*JOB:* All records are to be retyped faithfully and completely.

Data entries
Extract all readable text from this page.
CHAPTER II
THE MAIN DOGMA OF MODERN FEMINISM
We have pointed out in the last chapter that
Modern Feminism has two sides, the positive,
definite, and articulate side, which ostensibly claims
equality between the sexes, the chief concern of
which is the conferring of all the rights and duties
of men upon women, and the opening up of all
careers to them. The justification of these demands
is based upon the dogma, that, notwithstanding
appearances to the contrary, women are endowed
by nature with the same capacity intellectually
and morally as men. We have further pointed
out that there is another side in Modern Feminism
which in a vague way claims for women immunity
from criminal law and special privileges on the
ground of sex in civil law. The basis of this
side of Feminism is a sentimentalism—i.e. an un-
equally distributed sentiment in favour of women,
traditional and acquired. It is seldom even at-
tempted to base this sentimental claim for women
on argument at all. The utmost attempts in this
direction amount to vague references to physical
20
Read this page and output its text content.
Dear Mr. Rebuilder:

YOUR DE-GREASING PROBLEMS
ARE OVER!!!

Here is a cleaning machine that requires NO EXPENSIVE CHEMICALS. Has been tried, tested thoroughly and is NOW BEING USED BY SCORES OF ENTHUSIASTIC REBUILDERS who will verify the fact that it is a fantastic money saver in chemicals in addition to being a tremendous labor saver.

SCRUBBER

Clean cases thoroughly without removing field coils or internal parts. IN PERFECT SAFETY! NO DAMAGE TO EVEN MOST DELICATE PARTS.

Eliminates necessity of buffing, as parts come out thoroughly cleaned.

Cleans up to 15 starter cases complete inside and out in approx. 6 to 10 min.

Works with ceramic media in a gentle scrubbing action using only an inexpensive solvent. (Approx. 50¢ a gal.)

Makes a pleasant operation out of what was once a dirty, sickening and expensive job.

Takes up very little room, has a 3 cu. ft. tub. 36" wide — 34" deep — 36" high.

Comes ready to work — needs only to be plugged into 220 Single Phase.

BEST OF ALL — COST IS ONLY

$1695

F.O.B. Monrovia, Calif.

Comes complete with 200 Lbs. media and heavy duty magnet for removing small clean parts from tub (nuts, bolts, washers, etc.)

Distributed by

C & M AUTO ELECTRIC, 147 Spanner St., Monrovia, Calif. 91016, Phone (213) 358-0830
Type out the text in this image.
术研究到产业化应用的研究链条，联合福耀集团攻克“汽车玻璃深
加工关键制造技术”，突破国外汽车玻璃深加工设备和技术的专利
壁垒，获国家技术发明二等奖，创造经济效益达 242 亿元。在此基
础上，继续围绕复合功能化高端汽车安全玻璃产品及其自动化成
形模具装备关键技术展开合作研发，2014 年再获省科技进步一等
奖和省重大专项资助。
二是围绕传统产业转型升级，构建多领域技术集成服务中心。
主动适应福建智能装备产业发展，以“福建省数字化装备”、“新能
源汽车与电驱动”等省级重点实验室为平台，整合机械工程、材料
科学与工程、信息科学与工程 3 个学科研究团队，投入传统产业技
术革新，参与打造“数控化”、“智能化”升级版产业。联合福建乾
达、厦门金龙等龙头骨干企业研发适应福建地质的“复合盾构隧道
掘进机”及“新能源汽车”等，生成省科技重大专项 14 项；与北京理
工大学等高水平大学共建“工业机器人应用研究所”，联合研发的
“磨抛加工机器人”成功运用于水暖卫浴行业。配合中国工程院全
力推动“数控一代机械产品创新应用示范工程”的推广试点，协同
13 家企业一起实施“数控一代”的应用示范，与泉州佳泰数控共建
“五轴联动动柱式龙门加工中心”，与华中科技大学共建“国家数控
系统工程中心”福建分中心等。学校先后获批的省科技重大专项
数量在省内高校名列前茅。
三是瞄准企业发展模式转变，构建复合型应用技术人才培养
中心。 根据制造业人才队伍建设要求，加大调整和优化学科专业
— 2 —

*FINISHED TASK:*
Extract all readable text from this page.
CHAPTER II
THE MAIN DOGMA OF MODERN FEMINISM
We have pointed out in the last chapter that
Modern Feminism has two sides, the positive,
definite, and articulate side, which ostensibly claims
equality between the sexes, the chief concern of
which is the conferring of all the rights and duties
of men upon women, and the opening up of all
careers to them. The justification of these demands
is based upon the dogma, that, notwithstanding
appearances to the contrary, women are endowed
by nature with the same capacity intellectually
and morally as men. We have further pointed
out that there is another side in Modern Feminism
which in a vague way claims for women immunity
from criminal law and special privileges on the
ground of sex in civil law. The basis of this
side of Feminism is a sentimentalism—i.e. an un-
equally distributed sentiment in favour of women,
traditional and acquired. It is seldom even at-
tempted to base this sentimental claim for women
on argument at all. The utmost attempts in this
direction amount to vague references to physical
20
Read this page and output its text content.
Dear Mr. Rebuilder:

YOUR DE-GREASING PROBLEMS
ARE OVER!!!

Here is a cleaning machine that requires NO EXPENSIVE CHEMICALS. Has been tried, tested thoroughly and is NOW BEING USED BY SCORES OF ENTHUSIASTIC REBUILDERS who will verify the fact that it is a fantastic money saver in chemicals in addition to being a tremendous labor saver.

SCRUBBER

Clean cases thoroughly without removing field coils or internal parts. IN PERFECT SAFETY! NO DAMAGE TO EVEN MOST DELICATE PARTS.

Eliminates necessity of buffing, as parts come out thoroughly cleaned.

Cleans up to 15 starter cases complete inside and out in approx. 6 to 10 min.

Works with ceramic media in a gentle scrubbing action using only an inexpensive solvent. (Approx. 50¢ a gal.)

Makes a pleasant operation out of what was once a dirty, sickening and expensive job.

Takes up very little room, has a 3 cu. ft. tub. 36" wide — 34" deep — 36" high.

Comes ready to work — needs only to be plugged into 220 Single Phase.

BEST OF ALL — COST IS ONLY

$1695

F.O.B. Monrovia, Calif.

Comes complete with 200 Lbs. media and heavy duty magnet for removing small clean parts from tub (nuts, bolts, washers, etc.)

Distributed by

C & M AUTO ELECTRIC, 147 Spanner St., Monrovia, Calif. 91016, Phone (213) 358-0830
Type out the text in this image.
术研究到产业化应用的研究链条，联合福耀集团攻克“汽车玻璃深
加工关键制造技术”，突破国外汽车玻璃深加工设备和技术的专利
壁垒，获国家技术发明二等奖，创造经济效益达 242 亿元。在此基
础上，继续围绕复合功能化高端汽车安全玻璃产品及其自动化成
形模具装备关键技术展开合作研发，2014 年再获省科技进步一等
奖和省重大专项资助。
二是围绕传统产业转型升级，构建多领域技术集成服务中心。
主动适应福建智能装备产业发展，以“福建省数字化装备”、“新能
源汽车与电驱动”等省级重点实验室为平台，整合机械工程、材料
科学与工程、信息科学与工程 3 个学科研究团队，投入传统产业技
术革新，参与打造“数控化”、“智能化”升级版产业。联合福建乾
达、厦门金龙等龙头骨干企业研发适应福建地质的“复合盾构隧道
掘进机”及“新能源汽车”等，生成省科技重大专项 14 项；与北京理
工大学等高水平大学共建“工业机器人应用研究所”，联合研发的
“磨抛加工机器人”成功运用于水暖卫浴行业。配合中国工程院全
力推动“数控一代机械产品创新应用示范工程”的推广试点，协同
13 家企业一起实施“数控一代”的应用示范，与泉州佳泰数控共建
“五轴联动动柱式龙门加工中心”，与华中科技大学共建“国家数控
系统工程中心”福建分中心等。学校先后获批的省科技重大专项
数量在省内高校名列前茅。
三是瞄准企业发展模式转变，构建复合型应用技术人才培养
中心。 根据制造业人才队伍建设要求，加大调整和优化学科专业
— 2 —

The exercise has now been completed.